• Record list
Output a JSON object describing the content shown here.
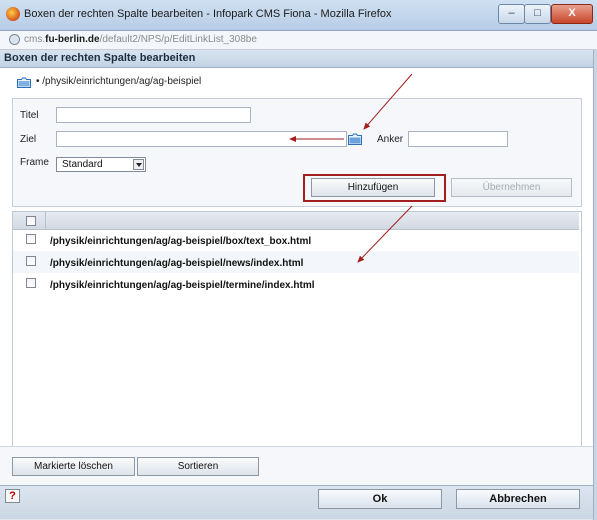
{
  "window": {
    "title": "Boxen der rechten Spalte bearbeiten - Infopark CMS Fiona - Mozilla Firefox",
    "minimize": "–",
    "maximize": "□",
    "close": "X"
  },
  "urlbar": {
    "host_prefix": "cms.",
    "host_bold": "fu-berlin.de",
    "path": "/default2/NPS/p/EditLinkList_308be"
  },
  "dialog": {
    "header": "Boxen der rechten Spalte bearbeiten",
    "path": "• /physik/einrichtungen/ag/ag-beispiel"
  },
  "form": {
    "titel_label": "Titel",
    "titel_value": "",
    "ziel_label": "Ziel",
    "ziel_value": "",
    "anker_label": "Anker",
    "anker_value": "",
    "frame_label": "Frame",
    "frame_value": "Standard",
    "add_button": "Hinzufügen",
    "apply_button": "Übernehmen"
  },
  "list": {
    "items": [
      {
        "path": "/physik/einrichtungen/ag/ag-beispiel/box/text_box.html"
      },
      {
        "path": "/physik/einrichtungen/ag/ag-beispiel/news/index.html"
      },
      {
        "path": "/physik/einrichtungen/ag/ag-beispiel/termine/index.html"
      }
    ]
  },
  "bottom": {
    "delete_marked": "Markierte löschen",
    "sort": "Sortieren"
  },
  "footer": {
    "help": "?",
    "ok": "Ok",
    "cancel": "Abbrechen"
  },
  "colors": {
    "annotation": "#a31e1e"
  }
}
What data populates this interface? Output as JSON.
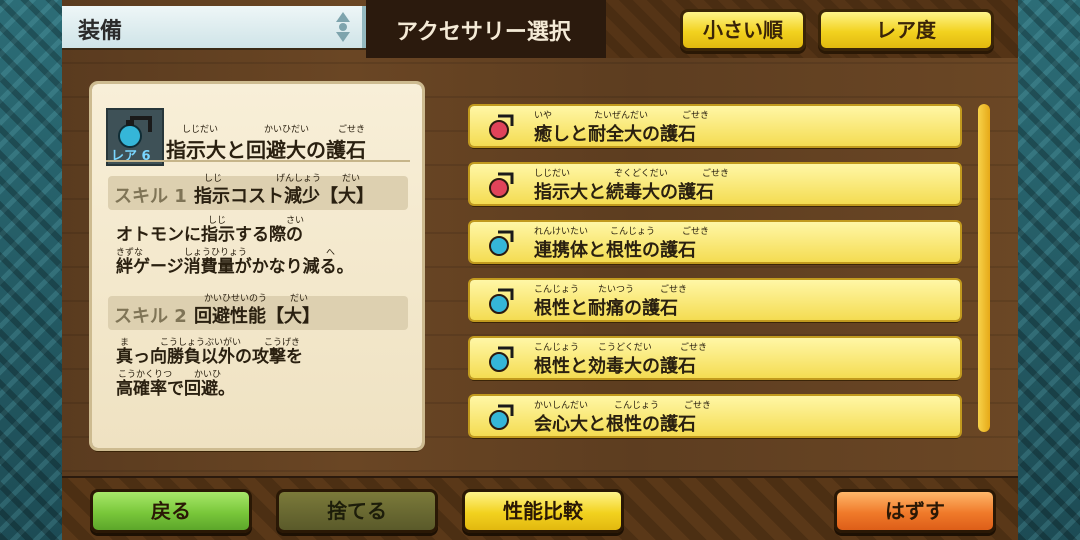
{
  "header": {
    "title": "装備",
    "section": "アクセサリー選択",
    "sort_size": "小さい順",
    "sort_rarity": "レア度"
  },
  "detail": {
    "rarity": "レア 6",
    "name": "指示大と回避大の護石",
    "name_ruby": [
      "しじだい",
      "かいひだい",
      "ごせき"
    ],
    "skill1": {
      "label": "スキル 1",
      "name": "指示コスト減少【大】",
      "ruby": [
        "しじ",
        "げんしょう",
        "だい"
      ],
      "desc_line1": "オトモンに指示する際の",
      "desc_line2": "絆ゲージ消費量がかなり減る。",
      "desc_ruby": [
        "しじ",
        "さい",
        "きずな",
        "しょうひりょう",
        "へ"
      ]
    },
    "skill2": {
      "label": "スキル 2",
      "name": "回避性能【大】",
      "ruby": [
        "かいひせいのう",
        "だい"
      ],
      "desc_line1": "真っ向勝負以外の攻撃を",
      "desc_line2": "高確率で回避。",
      "desc_ruby": [
        "ま",
        "こうしょうぶいがい",
        "こうげき",
        "こうかくりつ",
        "かいひ"
      ]
    }
  },
  "list": [
    {
      "name": "癒しと耐全大の護石",
      "ruby": [
        "いや",
        "たいぜんだい",
        "ごせき"
      ],
      "color": "#e0435a"
    },
    {
      "name": "指示大と続毒大の護石",
      "ruby": [
        "しじだい",
        "ぞくどくだい",
        "ごせき"
      ],
      "color": "#e0435a"
    },
    {
      "name": "連携体と根性の護石",
      "ruby": [
        "れんけいたい",
        "こんじょう",
        "ごせき"
      ],
      "color": "#35b6d8"
    },
    {
      "name": "根性と耐痛の護石",
      "ruby": [
        "こんじょう",
        "たいつう",
        "ごせき"
      ],
      "color": "#35b6d8"
    },
    {
      "name": "根性と効毒大の護石",
      "ruby": [
        "こんじょう",
        "こうどくだい",
        "ごせき"
      ],
      "color": "#35b6d8"
    },
    {
      "name": "会心大と根性の護石",
      "ruby": [
        "かいしんだい",
        "こんじょう",
        "ごせき"
      ],
      "color": "#35b6d8"
    }
  ],
  "footer": {
    "back": "戻る",
    "discard": "捨てる",
    "compare": "性能比較",
    "remove": "はずす"
  },
  "colors": {
    "green_button": "#79c73a",
    "dark_button": "#5a5a2a",
    "yellow_button": "#f2d21f",
    "orange_button": "#f07a2a"
  }
}
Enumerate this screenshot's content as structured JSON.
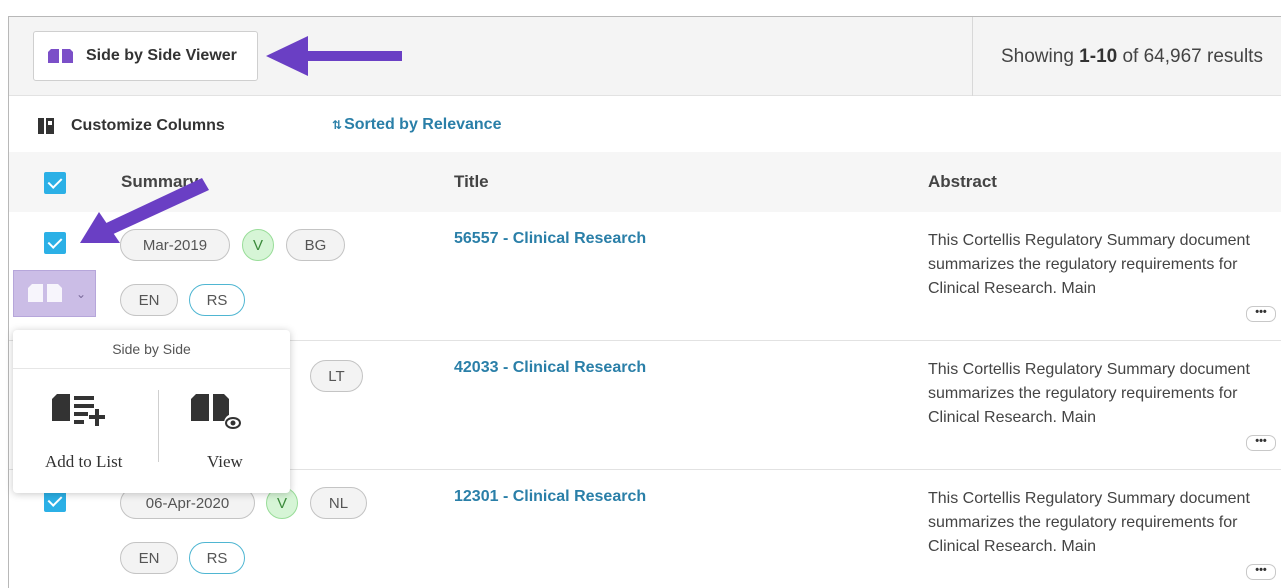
{
  "toolbar": {
    "side_by_side_label": "Side by Side Viewer",
    "results_prefix": "Showing ",
    "results_range": "1-10",
    "results_suffix": " of 64,967 results"
  },
  "options": {
    "customize_label": "Customize Columns",
    "sorted_arrows": "⇅",
    "sorted_label": "Sorted by Relevance"
  },
  "table": {
    "headers": [
      "Summary",
      "Title",
      "Abstract"
    ],
    "rows": [
      {
        "date": "Mar-2019",
        "v": "V",
        "country": "BG",
        "lang": "EN",
        "type": "RS",
        "title": "56557 - Clinical Research",
        "abstract": "This Cortellis Regulatory Summary document summarizes the regulatory requirements for Clinical Research. Main"
      },
      {
        "country": "LT",
        "title": "42033 - Clinical Research",
        "abstract": "This Cortellis Regulatory Summary document summarizes the regulatory requirements for Clinical Research. Main"
      },
      {
        "date": "06-Apr-2020",
        "v": "V",
        "country": "NL",
        "lang": "EN",
        "type": "RS",
        "title": "12301 - Clinical Research",
        "abstract": "This Cortellis Regulatory Summary document summarizes the regulatory requirements for Clinical Research. Main"
      }
    ],
    "more_label": "•••"
  },
  "popup": {
    "title": "Side by Side",
    "add_label": "Add to List",
    "view_label": "View"
  },
  "colors": {
    "accent_link": "#2a7fa8",
    "checkbox": "#2bb0e6",
    "annotation_arrow": "#6a3fc4",
    "toggle_bg": "#cbbde6"
  }
}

• Task requirements
The material above holds pictures; copy everything else in it exactly.

• Right answer
Output a JSON object describing the content shown here.
{
  "window": {
    "title": "Boxen der rechten Spalte bearbeiten - Infopark CMS Fiona - Mozilla Firefox",
    "minimize": "–",
    "maximize": "□",
    "close": "X"
  },
  "urlbar": {
    "host_prefix": "cms.",
    "host_bold": "fu-berlin.de",
    "path": "/default2/NPS/p/EditLinkList_308be"
  },
  "dialog": {
    "header": "Boxen der rechten Spalte bearbeiten",
    "path": "• /physik/einrichtungen/ag/ag-beispiel"
  },
  "form": {
    "titel_label": "Titel",
    "titel_value": "",
    "ziel_label": "Ziel",
    "ziel_value": "",
    "anker_label": "Anker",
    "anker_value": "",
    "frame_label": "Frame",
    "frame_value": "Standard",
    "add_button": "Hinzufügen",
    "apply_button": "Übernehmen"
  },
  "list": {
    "items": [
      {
        "path": "/physik/einrichtungen/ag/ag-beispiel/box/text_box.html"
      },
      {
        "path": "/physik/einrichtungen/ag/ag-beispiel/news/index.html"
      },
      {
        "path": "/physik/einrichtungen/ag/ag-beispiel/termine/index.html"
      }
    ]
  },
  "bottom": {
    "delete_marked": "Markierte löschen",
    "sort": "Sortieren"
  },
  "footer": {
    "help": "?",
    "ok": "Ok",
    "cancel": "Abbrechen"
  },
  "colors": {
    "annotation": "#a31e1e"
  }
}
What data populates this interface? Output as JSON.
{
  "header": {
    "title": "装備",
    "section": "アクセサリー選択",
    "sort_size": "小さい順",
    "sort_rarity": "レア度"
  },
  "detail": {
    "rarity": "レア 6",
    "name": "指示大と回避大の護石",
    "name_ruby": [
      "しじだい",
      "かいひだい",
      "ごせき"
    ],
    "skill1": {
      "label": "スキル 1",
      "name": "指示コスト減少【大】",
      "ruby": [
        "しじ",
        "げんしょう",
        "だい"
      ],
      "desc_line1": "オトモンに指示する際の",
      "desc_line2": "絆ゲージ消費量がかなり減る。",
      "desc_ruby": [
        "しじ",
        "さい",
        "きずな",
        "しょうひりょう",
        "へ"
      ]
    },
    "skill2": {
      "label": "スキル 2",
      "name": "回避性能【大】",
      "ruby": [
        "かいひせいのう",
        "だい"
      ],
      "desc_line1": "真っ向勝負以外の攻撃を",
      "desc_line2": "高確率で回避。",
      "desc_ruby": [
        "ま",
        "こうしょうぶいがい",
        "こうげき",
        "こうかくりつ",
        "かいひ"
      ]
    }
  },
  "list": [
    {
      "name": "癒しと耐全大の護石",
      "ruby": [
        "いや",
        "たいぜんだい",
        "ごせき"
      ],
      "color": "#e0435a"
    },
    {
      "name": "指示大と続毒大の護石",
      "ruby": [
        "しじだい",
        "ぞくどくだい",
        "ごせき"
      ],
      "color": "#e0435a"
    },
    {
      "name": "連携体と根性の護石",
      "ruby": [
        "れんけいたい",
        "こんじょう",
        "ごせき"
      ],
      "color": "#35b6d8"
    },
    {
      "name": "根性と耐痛の護石",
      "ruby": [
        "こんじょう",
        "たいつう",
        "ごせき"
      ],
      "color": "#35b6d8"
    },
    {
      "name": "根性と効毒大の護石",
      "ruby": [
        "こんじょう",
        "こうどくだい",
        "ごせき"
      ],
      "color": "#35b6d8"
    },
    {
      "name": "会心大と根性の護石",
      "ruby": [
        "かいしんだい",
        "こんじょう",
        "ごせき"
      ],
      "color": "#35b6d8"
    }
  ],
  "footer": {
    "back": "戻る",
    "discard": "捨てる",
    "compare": "性能比較",
    "remove": "はずす"
  },
  "colors": {
    "green_button": "#79c73a",
    "dark_button": "#5a5a2a",
    "yellow_button": "#f2d21f",
    "orange_button": "#f07a2a"
  }
}
Enumerate this screenshot's content as structured JSON.
{
  "toolbar": {
    "side_by_side_label": "Side by Side Viewer",
    "results_prefix": "Showing ",
    "results_range": "1-10",
    "results_suffix": " of 64,967 results"
  },
  "options": {
    "customize_label": "Customize Columns",
    "sorted_arrows": "⇅",
    "sorted_label": "Sorted by Relevance"
  },
  "table": {
    "headers": [
      "Summary",
      "Title",
      "Abstract"
    ],
    "rows": [
      {
        "date": "Mar-2019",
        "v": "V",
        "country": "BG",
        "lang": "EN",
        "type": "RS",
        "title": "56557 - Clinical Research",
        "abstract": "This Cortellis Regulatory Summary document summarizes the regulatory requirements for Clinical Research. Main"
      },
      {
        "country": "LT",
        "title": "42033 - Clinical Research",
        "abstract": "This Cortellis Regulatory Summary document summarizes the regulatory requirements for Clinical Research. Main"
      },
      {
        "date": "06-Apr-2020",
        "v": "V",
        "country": "NL",
        "lang": "EN",
        "type": "RS",
        "title": "12301 - Clinical Research",
        "abstract": "This Cortellis Regulatory Summary document summarizes the regulatory requirements for Clinical Research. Main"
      }
    ],
    "more_label": "•••"
  },
  "popup": {
    "title": "Side by Side",
    "add_label": "Add to List",
    "view_label": "View"
  },
  "colors": {
    "accent_link": "#2a7fa8",
    "checkbox": "#2bb0e6",
    "annotation_arrow": "#6a3fc4",
    "toggle_bg": "#cbbde6"
  }
}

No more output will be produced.